Our team's happiness plotted over time with how each significant point affected our happiness

Our team’s happiness plotted over time with how each significant point affected our happiness

Even though we all feel slightly different, we still have the same goal of finishing on a positive note. As we continue working on our outline of the operations manual for the community garden, we are keeping a few things in mind to help us reach our positive end goal. We are making sure what we are doing can be completed within the time frame, and at the same time, we are making sure this is congruent with our team’s goals and visions. Most importantly, we are also keeping in mind Joanne and her team’s goals and visions as we want to help her achieve what she envisioned for LIttle Mountain Riley Park. What our end goal is, is not only to deliver the outline of the operations manual for Joanne and her committee, but to also lay out the groundwork for whatever team may be continuing this project later on. For further data collection, we realised that surveys are very limiting. We would suggest that further data collection about the community garden be done with personal interviews with board members or people with community garden experience as that would be much more beneficial.   

 

 It has been a long 2 months since we began our projects and the end is already in our sights. We feel as though we are now stronger as a group after the recent activities done in the tutorials. We have a better understanding of our goals and also the vision that we hope to achieve by the end. Even if we do come across setbacks in our projects, we need to be able to face them head-on, and together as a group, and we feel that our group is indeed ready to do so.

Project Progress Part 2

 

Every day, we are faced with situations that require us to make compromises in order to achieve our goals. It could even be as simple as waking up late one morning and rushing to get to work on time. With only 15 minutes to get ready and out the door, you would probably opt for a simple breakfast like jam and toast rather than bacon and homemade waffles. Currently, we are facing a similar issue with our community project. After getting our project proposal feedback, our team had to re-evaluate how we would go about achieving our project goals with the time left in the term. As mentioned in our previous post, our plan was to finalize our survey and collect responses during the Sustenance Festival at Hillcrest Community Centre in addition to sending it out to the community garden mailing list through Joanne MacKinnon. Little did we know, this would be harder than we thought with just a little over a month left in the course.

What?

Even in the lobby of a busy community centre in the heart of Little Mountain-Riley Park, we only managed to get less than 30 survey responses in 4 hours, and that was with the incentive of a chance to win a Nester’s Market gift basket. Our survey can be viewed here. The vast majority of survey responses indicated that participants were not interested in renting a community garden plot. With the slow response rate and low level of interest, it is hard to imagine that we will have enough information before we have to start writing our operations manual guidelines and final report. Even with online responses, we cannot guarantee that a survey alone would be enough to get an idea of community preferences. We need to think of an alternative.

EXERCISES TO COMPLETE |
A – Condense the paragraph of the blog post about the community garden project that begins "It has been a long 2 months" into two or three sentences, keeping its main facts.
B – Write a continuation of the blog post about the community garden project, picking up right after its final sentence.
The data after the blog post about the community garden project are not needed for this work.

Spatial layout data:
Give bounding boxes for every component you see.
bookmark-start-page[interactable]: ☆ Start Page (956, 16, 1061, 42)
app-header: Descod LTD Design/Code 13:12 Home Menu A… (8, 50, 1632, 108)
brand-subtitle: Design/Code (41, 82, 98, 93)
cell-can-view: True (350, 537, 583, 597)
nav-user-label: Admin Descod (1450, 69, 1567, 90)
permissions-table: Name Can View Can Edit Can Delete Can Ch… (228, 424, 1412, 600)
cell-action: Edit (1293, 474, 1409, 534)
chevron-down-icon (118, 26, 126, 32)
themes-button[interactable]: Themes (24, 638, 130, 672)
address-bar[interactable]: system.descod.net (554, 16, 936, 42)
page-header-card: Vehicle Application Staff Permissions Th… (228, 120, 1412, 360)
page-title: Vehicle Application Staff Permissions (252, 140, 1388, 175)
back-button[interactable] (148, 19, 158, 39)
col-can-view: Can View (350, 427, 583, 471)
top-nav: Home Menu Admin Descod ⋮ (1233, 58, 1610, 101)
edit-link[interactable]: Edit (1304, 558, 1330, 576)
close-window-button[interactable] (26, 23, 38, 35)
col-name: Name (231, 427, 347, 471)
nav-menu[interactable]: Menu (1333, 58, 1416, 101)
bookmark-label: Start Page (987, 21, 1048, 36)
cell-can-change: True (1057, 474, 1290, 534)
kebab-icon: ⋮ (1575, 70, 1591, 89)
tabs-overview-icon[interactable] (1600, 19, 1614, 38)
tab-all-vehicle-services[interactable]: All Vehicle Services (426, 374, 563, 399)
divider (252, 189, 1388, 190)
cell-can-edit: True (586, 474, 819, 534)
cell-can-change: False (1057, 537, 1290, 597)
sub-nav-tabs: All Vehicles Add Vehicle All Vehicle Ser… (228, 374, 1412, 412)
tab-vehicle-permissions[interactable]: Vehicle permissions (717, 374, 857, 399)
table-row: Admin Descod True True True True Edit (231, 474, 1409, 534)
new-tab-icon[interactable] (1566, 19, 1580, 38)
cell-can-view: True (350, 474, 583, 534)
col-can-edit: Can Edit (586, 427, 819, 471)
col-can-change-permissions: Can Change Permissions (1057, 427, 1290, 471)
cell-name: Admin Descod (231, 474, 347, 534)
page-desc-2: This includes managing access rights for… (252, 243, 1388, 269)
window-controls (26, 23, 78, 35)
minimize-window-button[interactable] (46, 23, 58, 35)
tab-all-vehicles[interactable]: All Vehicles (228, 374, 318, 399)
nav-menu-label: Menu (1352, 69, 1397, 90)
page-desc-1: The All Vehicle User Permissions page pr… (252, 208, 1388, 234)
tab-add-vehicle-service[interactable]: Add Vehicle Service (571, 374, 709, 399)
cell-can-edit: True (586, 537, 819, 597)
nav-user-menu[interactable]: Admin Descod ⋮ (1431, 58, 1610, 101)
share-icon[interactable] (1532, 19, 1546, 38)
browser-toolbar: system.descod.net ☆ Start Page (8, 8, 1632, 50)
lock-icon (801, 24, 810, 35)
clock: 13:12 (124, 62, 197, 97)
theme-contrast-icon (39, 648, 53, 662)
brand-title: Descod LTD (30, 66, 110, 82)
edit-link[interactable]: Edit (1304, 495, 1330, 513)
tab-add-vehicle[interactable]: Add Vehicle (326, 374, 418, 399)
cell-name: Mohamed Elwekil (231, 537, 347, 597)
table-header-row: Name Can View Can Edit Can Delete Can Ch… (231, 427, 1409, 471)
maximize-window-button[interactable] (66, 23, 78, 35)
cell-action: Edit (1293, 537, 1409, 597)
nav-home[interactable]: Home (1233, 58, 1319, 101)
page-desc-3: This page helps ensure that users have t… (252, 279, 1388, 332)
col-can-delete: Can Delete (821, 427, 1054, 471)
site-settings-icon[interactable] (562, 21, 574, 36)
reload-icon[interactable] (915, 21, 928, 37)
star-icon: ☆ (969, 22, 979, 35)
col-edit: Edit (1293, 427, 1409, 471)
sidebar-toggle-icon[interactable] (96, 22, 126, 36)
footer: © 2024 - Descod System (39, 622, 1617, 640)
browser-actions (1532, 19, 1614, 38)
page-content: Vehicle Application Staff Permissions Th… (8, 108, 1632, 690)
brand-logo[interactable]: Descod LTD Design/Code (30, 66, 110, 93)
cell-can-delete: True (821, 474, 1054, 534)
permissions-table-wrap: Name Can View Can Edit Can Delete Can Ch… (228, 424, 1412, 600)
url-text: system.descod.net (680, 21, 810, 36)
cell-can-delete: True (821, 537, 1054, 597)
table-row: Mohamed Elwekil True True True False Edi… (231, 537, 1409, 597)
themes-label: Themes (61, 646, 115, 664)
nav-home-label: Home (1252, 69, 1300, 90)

ANSWERS BY TASK |
A – Two months into their projects, the team can already see the end. After recent tutorial activities, the group feels stronger and better understands its goals and the vision it hopes to achieve. It feels ready to face any setbacks head-on and together.

B –
grp10

Group 10 collecting survey responses at the Sustenance Festival. The event took place on October 18th at Hillcrest Community Centre.

So what?

This week in class, we listened to Dan Barber’s story about how he tried to replicate the complex but ethical method of raising geese for foie gras. Dan Barber is an established American chef known for his use of “farm to table” cooking and dishes that accentuate the natural flavours of fresh, seasonal ingredients. When he met Eduardo, the man who mastered the technique of raising ethical foie gras, he couldn’t believe that everything from the type of grass the geese ate, to the climate, mating, and overall freedom, were factors that contributed to the superior foie gras flavour.  Even after years and years of trying to replicate this process in New York, his efforts were unfruitful. Eduardo’s technique probably did not happen overnight, and most likely required years to perfect. Similar to our food-hub model, sometimes we just can’t expect success to occur immediately. It is easy to get swallowed up in the complexities and size of a project, which could lead to overwhelming stress. In these situations, the project scope needs to be adjusted to manageable parts that can eventually be integrated to create the final product. We do not want to compromise the quality of our project by biting off more than we can chew.

Now what?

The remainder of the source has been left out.